_EXERCISE GOAL_. Set down every line of the data, unchanged and complete.

───── EXERCISE INPUTS ─────

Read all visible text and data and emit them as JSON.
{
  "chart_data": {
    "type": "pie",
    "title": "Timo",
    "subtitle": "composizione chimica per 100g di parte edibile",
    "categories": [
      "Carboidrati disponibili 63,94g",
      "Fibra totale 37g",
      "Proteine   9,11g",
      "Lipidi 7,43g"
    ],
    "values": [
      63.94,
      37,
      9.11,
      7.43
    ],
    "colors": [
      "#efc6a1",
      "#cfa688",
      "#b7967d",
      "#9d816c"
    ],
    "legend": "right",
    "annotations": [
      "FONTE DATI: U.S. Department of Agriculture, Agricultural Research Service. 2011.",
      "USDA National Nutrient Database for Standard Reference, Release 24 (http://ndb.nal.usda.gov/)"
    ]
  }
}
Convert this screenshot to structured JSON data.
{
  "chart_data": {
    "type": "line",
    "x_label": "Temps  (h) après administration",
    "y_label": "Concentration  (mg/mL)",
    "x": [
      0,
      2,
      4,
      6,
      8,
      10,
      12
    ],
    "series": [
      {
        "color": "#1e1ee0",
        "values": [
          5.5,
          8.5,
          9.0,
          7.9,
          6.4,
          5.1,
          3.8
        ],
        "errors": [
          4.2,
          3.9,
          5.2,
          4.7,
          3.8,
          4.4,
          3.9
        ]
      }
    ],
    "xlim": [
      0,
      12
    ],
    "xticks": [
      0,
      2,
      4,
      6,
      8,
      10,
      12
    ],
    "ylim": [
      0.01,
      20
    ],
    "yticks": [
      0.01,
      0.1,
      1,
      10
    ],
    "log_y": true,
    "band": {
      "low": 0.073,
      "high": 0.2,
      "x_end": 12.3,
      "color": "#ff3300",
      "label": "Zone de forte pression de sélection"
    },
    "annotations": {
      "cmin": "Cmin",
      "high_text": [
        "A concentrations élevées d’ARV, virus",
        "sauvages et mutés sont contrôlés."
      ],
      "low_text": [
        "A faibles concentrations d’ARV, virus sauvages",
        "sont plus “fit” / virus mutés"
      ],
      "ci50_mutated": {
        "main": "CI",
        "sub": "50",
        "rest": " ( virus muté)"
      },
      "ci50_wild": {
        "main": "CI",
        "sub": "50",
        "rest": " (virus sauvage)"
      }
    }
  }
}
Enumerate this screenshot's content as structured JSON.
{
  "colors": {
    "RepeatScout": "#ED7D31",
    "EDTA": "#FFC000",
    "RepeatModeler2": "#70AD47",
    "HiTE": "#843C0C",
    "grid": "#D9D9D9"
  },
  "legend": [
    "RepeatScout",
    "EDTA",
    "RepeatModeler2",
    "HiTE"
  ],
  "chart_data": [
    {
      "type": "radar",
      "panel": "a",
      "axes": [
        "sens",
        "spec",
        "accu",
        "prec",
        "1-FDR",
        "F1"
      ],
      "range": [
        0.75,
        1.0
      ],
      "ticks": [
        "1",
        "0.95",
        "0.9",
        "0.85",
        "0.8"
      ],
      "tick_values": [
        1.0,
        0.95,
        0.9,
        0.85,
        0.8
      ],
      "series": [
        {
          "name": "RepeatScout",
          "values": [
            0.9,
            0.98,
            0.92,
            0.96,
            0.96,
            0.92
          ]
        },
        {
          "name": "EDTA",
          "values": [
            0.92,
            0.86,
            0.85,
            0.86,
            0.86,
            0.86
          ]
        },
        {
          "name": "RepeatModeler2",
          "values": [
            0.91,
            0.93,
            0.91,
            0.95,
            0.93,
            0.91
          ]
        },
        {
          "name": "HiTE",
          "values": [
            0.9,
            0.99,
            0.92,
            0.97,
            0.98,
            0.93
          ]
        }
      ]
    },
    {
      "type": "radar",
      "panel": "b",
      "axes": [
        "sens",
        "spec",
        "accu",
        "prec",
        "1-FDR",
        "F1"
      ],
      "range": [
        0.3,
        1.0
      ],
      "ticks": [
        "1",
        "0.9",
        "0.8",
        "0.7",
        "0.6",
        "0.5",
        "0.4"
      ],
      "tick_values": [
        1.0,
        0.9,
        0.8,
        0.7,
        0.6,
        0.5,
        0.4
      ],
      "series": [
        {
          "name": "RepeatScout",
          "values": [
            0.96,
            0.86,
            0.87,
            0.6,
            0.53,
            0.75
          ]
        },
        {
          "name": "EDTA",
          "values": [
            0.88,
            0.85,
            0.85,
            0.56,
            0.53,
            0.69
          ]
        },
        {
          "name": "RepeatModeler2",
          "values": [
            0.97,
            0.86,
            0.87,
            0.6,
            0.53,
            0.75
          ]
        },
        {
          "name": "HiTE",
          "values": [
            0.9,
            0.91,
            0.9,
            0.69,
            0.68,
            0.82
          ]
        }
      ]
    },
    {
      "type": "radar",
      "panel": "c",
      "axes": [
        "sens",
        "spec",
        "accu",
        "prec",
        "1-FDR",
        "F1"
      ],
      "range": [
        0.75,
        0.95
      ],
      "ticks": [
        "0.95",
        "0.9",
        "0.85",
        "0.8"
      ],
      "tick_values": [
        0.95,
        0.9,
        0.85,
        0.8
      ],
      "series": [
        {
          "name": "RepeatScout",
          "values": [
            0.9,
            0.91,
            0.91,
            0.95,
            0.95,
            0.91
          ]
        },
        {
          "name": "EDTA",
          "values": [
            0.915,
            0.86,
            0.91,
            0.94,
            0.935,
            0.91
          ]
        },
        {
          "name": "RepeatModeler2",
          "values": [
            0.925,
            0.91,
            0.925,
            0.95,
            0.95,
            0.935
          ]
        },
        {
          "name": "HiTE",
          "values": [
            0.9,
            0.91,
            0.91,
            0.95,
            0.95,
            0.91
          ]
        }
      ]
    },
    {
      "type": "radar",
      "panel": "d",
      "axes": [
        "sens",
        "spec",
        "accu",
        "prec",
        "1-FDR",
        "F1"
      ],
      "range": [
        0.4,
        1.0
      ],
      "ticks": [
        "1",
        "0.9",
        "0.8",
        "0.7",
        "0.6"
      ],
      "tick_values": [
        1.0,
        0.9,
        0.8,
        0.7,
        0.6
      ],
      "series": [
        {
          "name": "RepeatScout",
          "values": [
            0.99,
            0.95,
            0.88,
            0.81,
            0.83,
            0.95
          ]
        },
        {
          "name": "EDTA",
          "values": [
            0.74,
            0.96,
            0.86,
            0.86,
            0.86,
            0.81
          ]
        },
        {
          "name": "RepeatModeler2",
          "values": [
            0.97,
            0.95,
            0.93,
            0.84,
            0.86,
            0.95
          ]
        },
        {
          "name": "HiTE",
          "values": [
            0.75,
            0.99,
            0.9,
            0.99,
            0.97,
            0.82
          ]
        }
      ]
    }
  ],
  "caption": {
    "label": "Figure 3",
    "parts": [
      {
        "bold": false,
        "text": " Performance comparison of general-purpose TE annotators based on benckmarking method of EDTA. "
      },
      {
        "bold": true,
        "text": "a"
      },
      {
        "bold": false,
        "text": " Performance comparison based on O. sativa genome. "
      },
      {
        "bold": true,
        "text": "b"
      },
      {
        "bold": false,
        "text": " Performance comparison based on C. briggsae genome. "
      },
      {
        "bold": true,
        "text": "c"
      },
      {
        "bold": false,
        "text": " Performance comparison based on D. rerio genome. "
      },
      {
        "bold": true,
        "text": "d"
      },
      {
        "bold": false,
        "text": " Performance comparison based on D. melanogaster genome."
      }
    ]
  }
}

─────

_RESPONSE AREA_.
Read all visible text and data and emit them as JSON.
{
  "chart_data": {
    "type": "pie",
    "title": "Timo",
    "subtitle": "composizione chimica per 100g di parte edibile",
    "categories": [
      "Carboidrati disponibili 63,94g",
      "Fibra totale 37g",
      "Proteine   9,11g",
      "Lipidi 7,43g"
    ],
    "values": [
      63.94,
      37,
      9.11,
      7.43
    ],
    "colors": [
      "#efc6a1",
      "#cfa688",
      "#b7967d",
      "#9d816c"
    ],
    "legend": "right",
    "annotations": [
      "FONTE DATI: U.S. Department of Agriculture, Agricultural Research Service. 2011.",
      "USDA National Nutrient Database for Standard Reference, Release 24 (http://ndb.nal.usda.gov/)"
    ]
  }
}
Convert this screenshot to structured JSON data.
{
  "chart_data": {
    "type": "line",
    "x_label": "Temps  (h) après administration",
    "y_label": "Concentration  (mg/mL)",
    "x": [
      0,
      2,
      4,
      6,
      8,
      10,
      12
    ],
    "series": [
      {
        "color": "#1e1ee0",
        "values": [
          5.5,
          8.5,
          9.0,
          7.9,
          6.4,
          5.1,
          3.8
        ],
        "errors": [
          4.2,
          3.9,
          5.2,
          4.7,
          3.8,
          4.4,
          3.9
        ]
      }
    ],
    "xlim": [
      0,
      12
    ],
    "xticks": [
      0,
      2,
      4,
      6,
      8,
      10,
      12
    ],
    "ylim": [
      0.01,
      20
    ],
    "yticks": [
      0.01,
      0.1,
      1,
      10
    ],
    "log_y": true,
    "band": {
      "low": 0.073,
      "high": 0.2,
      "x_end": 12.3,
      "color": "#ff3300",
      "label": "Zone de forte pression de sélection"
    },
    "annotations": {
      "cmin": "Cmin",
      "high_text": [
        "A concentrations élevées d’ARV, virus",
        "sauvages et mutés sont contrôlés."
      ],
      "low_text": [
        "A faibles concentrations d’ARV, virus sauvages",
        "sont plus “fit” / virus mutés"
      ],
      "ci50_mutated": {
        "main": "CI",
        "sub": "50",
        "rest": " ( virus muté)"
      },
      "ci50_wild": {
        "main": "CI",
        "sub": "50",
        "rest": " (virus sauvage)"
      }
    }
  }
}
Enumerate this screenshot's content as structured JSON.
{
  "colors": {
    "RepeatScout": "#ED7D31",
    "EDTA": "#FFC000",
    "RepeatModeler2": "#70AD47",
    "HiTE": "#843C0C",
    "grid": "#D9D9D9"
  },
  "legend": [
    "RepeatScout",
    "EDTA",
    "RepeatModeler2",
    "HiTE"
  ],
  "chart_data": [
    {
      "type": "radar",
      "panel": "a",
      "axes": [
        "sens",
        "spec",
        "accu",
        "prec",
        "1-FDR",
        "F1"
      ],
      "range": [
        0.75,
        1.0
      ],
      "ticks": [
        "1",
        "0.95",
        "0.9",
        "0.85",
        "0.8"
      ],
      "tick_values": [
        1.0,
        0.95,
        0.9,
        0.85,
        0.8
      ],
      "series": [
        {
          "name": "RepeatScout",
          "values": [
            0.9,
            0.98,
            0.92,
            0.96,
            0.96,
            0.92
          ]
        },
        {
          "name": "EDTA",
          "values": [
            0.92,
            0.86,
            0.85,
            0.86,
            0.86,
            0.86
          ]
        },
        {
          "name": "RepeatModeler2",
          "values": [
            0.91,
            0.93,
            0.91,
            0.95,
            0.93,
            0.91
          ]
        },
        {
          "name": "HiTE",
          "values": [
            0.9,
            0.99,
            0.92,
            0.97,
            0.98,
            0.93
          ]
        }
      ]
    },
    {
      "type": "radar",
      "panel": "b",
      "axes": [
        "sens",
        "spec",
        "accu",
        "prec",
        "1-FDR",
        "F1"
      ],
      "range": [
        0.3,
        1.0
      ],
      "ticks": [
        "1",
        "0.9",
        "0.8",
        "0.7",
        "0.6",
        "0.5",
        "0.4"
      ],
      "tick_values": [
        1.0,
        0.9,
        0.8,
        0.7,
        0.6,
        0.5,
        0.4
      ],
      "series": [
        {
          "name": "RepeatScout",
          "values": [
            0.96,
            0.86,
            0.87,
            0.6,
            0.53,
            0.75
          ]
        },
        {
          "name": "EDTA",
          "values": [
            0.88,
            0.85,
            0.85,
            0.56,
            0.53,
            0.69
          ]
        },
        {
          "name": "RepeatModeler2",
          "values": [
            0.97,
            0.86,
            0.87,
            0.6,
            0.53,
            0.75
          ]
        },
        {
          "name": "HiTE",
          "values": [
            0.9,
            0.91,
            0.9,
            0.69,
            0.68,
            0.82
          ]
        }
      ]
    },
    {
      "type": "radar",
      "panel": "c",
      "axes": [
        "sens",
        "spec",
        "accu",
        "prec",
        "1-FDR",
        "F1"
      ],
      "range": [
        0.75,
        0.95
      ],
      "ticks": [
        "0.95",
        "0.9",
        "0.85",
        "0.8"
      ],
      "tick_values": [
        0.95,
        0.9,
        0.85,
        0.8
      ],
      "series": [
        {
          "name": "RepeatScout",
          "values": [
            0.9,
            0.91,
            0.91,
            0.95,
            0.95,
            0.91
          ]
        },
        {
          "name": "EDTA",
          "values": [
            0.915,
            0.86,
            0.91,
            0.94,
            0.935,
            0.91
          ]
        },
        {
          "name": "RepeatModeler2",
          "values": [
            0.925,
            0.91,
            0.925,
            0.95,
            0.95,
            0.935
          ]
        },
        {
          "name": "HiTE",
          "values": [
            0.9,
            0.91,
            0.91,
            0.95,
            0.95,
            0.91
          ]
        }
      ]
    },
    {
      "type": "radar",
      "panel": "d",
      "axes": [
        "sens",
        "spec",
        "accu",
        "prec",
        "1-FDR",
        "F1"
      ],
      "range": [
        0.4,
        1.0
      ],
      "ticks": [
        "1",
        "0.9",
        "0.8",
        "0.7",
        "0.6"
      ],
      "tick_values": [
        1.0,
        0.9,
        0.8,
        0.7,
        0.6
      ],
      "series": [
        {
          "name": "RepeatScout",
          "values": [
            0.99,
            0.95,
            0.88,
            0.81,
            0.83,
            0.95
          ]
        },
        {
          "name": "EDTA",
          "values": [
            0.74,
            0.96,
            0.86,
            0.86,
            0.86,
            0.81
          ]
        },
        {
          "name": "RepeatModeler2",
          "values": [
            0.97,
            0.95,
            0.93,
            0.84,
            0.86,
            0.95
          ]
        },
        {
          "name": "HiTE",
          "values": [
            0.75,
            0.99,
            0.9,
            0.99,
            0.97,
            0.82
          ]
        }
      ]
    }
  ],
  "caption": {
    "label": "Figure 3",
    "parts": [
      {
        "bold": false,
        "text": " Performance comparison of general-purpose TE annotators based on benckmarking method of EDTA. "
      },
      {
        "bold": true,
        "text": "a"
      },
      {
        "bold": false,
        "text": " Performance comparison based on O. sativa genome. "
      },
      {
        "bold": true,
        "text": "b"
      },
      {
        "bold": false,
        "text": " Performance comparison based on C. briggsae genome. "
      },
      {
        "bold": true,
        "text": "c"
      },
      {
        "bold": false,
        "text": " Performance comparison based on D. rerio genome. "
      },
      {
        "bold": true,
        "text": "d"
      },
      {
        "bold": false,
        "text": " Performance comparison based on D. melanogaster genome."
      }
    ]
  }
}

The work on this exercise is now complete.